* Material for this task *

---+---

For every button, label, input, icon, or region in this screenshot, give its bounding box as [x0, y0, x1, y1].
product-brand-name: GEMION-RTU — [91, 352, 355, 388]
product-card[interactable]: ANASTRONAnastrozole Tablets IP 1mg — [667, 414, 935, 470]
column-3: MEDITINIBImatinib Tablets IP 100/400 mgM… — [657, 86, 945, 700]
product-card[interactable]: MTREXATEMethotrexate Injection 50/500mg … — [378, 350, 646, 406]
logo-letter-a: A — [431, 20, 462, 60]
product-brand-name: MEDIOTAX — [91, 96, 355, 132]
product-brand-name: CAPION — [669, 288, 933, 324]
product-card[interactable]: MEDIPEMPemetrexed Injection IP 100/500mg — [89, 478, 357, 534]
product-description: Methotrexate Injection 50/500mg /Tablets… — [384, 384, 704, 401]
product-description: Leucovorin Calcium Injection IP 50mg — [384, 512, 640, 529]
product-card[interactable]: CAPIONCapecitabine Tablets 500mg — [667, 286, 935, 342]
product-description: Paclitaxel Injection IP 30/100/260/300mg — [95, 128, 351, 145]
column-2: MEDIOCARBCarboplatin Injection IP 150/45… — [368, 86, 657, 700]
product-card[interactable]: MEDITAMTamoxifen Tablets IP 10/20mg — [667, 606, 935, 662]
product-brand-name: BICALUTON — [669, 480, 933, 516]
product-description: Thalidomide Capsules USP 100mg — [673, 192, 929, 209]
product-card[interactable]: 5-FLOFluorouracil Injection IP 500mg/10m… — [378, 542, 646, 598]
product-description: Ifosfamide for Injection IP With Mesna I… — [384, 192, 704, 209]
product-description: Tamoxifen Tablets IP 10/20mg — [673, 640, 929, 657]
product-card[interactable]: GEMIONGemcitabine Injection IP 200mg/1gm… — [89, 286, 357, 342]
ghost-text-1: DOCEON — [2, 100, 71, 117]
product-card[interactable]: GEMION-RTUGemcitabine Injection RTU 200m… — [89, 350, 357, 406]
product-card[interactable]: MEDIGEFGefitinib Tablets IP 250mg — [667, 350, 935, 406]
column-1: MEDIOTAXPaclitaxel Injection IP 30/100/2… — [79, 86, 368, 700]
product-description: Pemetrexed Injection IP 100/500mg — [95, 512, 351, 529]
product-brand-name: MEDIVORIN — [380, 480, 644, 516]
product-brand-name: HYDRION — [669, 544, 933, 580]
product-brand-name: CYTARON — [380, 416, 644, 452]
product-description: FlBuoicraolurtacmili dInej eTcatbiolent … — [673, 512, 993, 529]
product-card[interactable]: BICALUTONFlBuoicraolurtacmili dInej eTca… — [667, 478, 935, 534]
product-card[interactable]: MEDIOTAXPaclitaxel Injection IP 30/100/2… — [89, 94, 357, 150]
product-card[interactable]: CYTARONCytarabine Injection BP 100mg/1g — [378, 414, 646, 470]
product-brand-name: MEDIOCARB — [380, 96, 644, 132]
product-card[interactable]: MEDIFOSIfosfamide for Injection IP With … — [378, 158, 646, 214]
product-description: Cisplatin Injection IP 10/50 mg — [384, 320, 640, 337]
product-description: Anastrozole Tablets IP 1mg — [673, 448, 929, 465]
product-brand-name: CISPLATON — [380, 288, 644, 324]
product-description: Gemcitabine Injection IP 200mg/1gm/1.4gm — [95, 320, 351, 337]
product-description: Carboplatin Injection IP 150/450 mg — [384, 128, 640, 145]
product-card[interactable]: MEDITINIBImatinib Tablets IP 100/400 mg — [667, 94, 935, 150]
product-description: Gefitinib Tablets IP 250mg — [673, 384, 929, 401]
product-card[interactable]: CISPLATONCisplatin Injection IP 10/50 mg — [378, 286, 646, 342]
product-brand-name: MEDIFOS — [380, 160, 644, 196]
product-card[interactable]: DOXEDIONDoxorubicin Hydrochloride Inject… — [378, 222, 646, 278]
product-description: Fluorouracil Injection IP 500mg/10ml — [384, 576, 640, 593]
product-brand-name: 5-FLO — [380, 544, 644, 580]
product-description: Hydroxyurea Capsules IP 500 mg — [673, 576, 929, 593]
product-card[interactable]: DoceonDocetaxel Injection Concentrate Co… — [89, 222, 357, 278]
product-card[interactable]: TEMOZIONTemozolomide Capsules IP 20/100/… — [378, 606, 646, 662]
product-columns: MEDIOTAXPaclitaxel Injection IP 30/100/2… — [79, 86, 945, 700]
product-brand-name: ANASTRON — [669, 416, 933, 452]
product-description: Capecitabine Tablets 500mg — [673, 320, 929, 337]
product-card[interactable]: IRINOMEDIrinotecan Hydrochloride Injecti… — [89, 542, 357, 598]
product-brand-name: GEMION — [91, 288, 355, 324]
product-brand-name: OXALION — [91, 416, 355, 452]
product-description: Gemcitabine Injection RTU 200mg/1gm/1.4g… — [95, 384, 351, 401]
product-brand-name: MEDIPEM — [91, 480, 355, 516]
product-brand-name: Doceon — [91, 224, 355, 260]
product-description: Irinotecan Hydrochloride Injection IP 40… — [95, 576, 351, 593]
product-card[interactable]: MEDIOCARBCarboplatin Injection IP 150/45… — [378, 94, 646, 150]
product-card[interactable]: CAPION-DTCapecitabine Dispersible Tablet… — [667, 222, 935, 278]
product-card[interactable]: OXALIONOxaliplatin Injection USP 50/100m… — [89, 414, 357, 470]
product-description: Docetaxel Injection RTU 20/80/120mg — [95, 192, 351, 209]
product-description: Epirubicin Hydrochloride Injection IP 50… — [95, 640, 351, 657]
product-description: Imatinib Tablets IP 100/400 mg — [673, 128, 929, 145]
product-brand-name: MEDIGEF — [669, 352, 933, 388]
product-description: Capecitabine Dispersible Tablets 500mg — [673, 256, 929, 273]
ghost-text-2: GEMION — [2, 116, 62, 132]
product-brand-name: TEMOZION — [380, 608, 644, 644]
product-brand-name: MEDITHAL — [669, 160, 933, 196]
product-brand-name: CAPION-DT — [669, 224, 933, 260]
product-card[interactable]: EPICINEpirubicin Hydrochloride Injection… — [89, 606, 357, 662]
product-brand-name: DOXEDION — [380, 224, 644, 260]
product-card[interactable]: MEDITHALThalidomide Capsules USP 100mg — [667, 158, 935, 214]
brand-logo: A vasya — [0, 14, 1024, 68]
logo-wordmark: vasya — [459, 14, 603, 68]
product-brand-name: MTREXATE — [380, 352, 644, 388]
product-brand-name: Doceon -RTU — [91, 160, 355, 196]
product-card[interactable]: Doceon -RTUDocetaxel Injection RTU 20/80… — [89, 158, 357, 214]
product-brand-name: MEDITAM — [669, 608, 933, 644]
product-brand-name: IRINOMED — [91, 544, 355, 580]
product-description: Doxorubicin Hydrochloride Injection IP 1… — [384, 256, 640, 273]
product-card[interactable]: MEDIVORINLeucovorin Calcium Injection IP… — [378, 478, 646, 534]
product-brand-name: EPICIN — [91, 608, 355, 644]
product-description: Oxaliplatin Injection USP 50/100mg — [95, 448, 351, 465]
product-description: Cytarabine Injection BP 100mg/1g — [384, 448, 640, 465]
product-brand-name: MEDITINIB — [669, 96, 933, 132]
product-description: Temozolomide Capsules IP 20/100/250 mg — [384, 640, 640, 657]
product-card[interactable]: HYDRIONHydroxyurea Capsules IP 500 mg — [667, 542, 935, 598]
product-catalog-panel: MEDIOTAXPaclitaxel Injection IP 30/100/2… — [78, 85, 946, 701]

---+---

* Given instruction *
Express the records as a JSON list of strings, one string per line with blank lines omitted, starting at the beginning of the records and ending at the line that contains "product-card[interactable]: ANASTRONAnastrozole Tablets", both included.

* Completed exercise *
[
  "For every button, label, input, icon, or region in this screenshot, give its bounding box as [x0, y0, x1, y1].",
  "product-brand-name: GEMION-RTU — [91, 352, 355, 388]",
  "product-card[interactable]: ANASTRONAnastrozole Tablets IP 1mg — [667, 414, 935, 470]"
]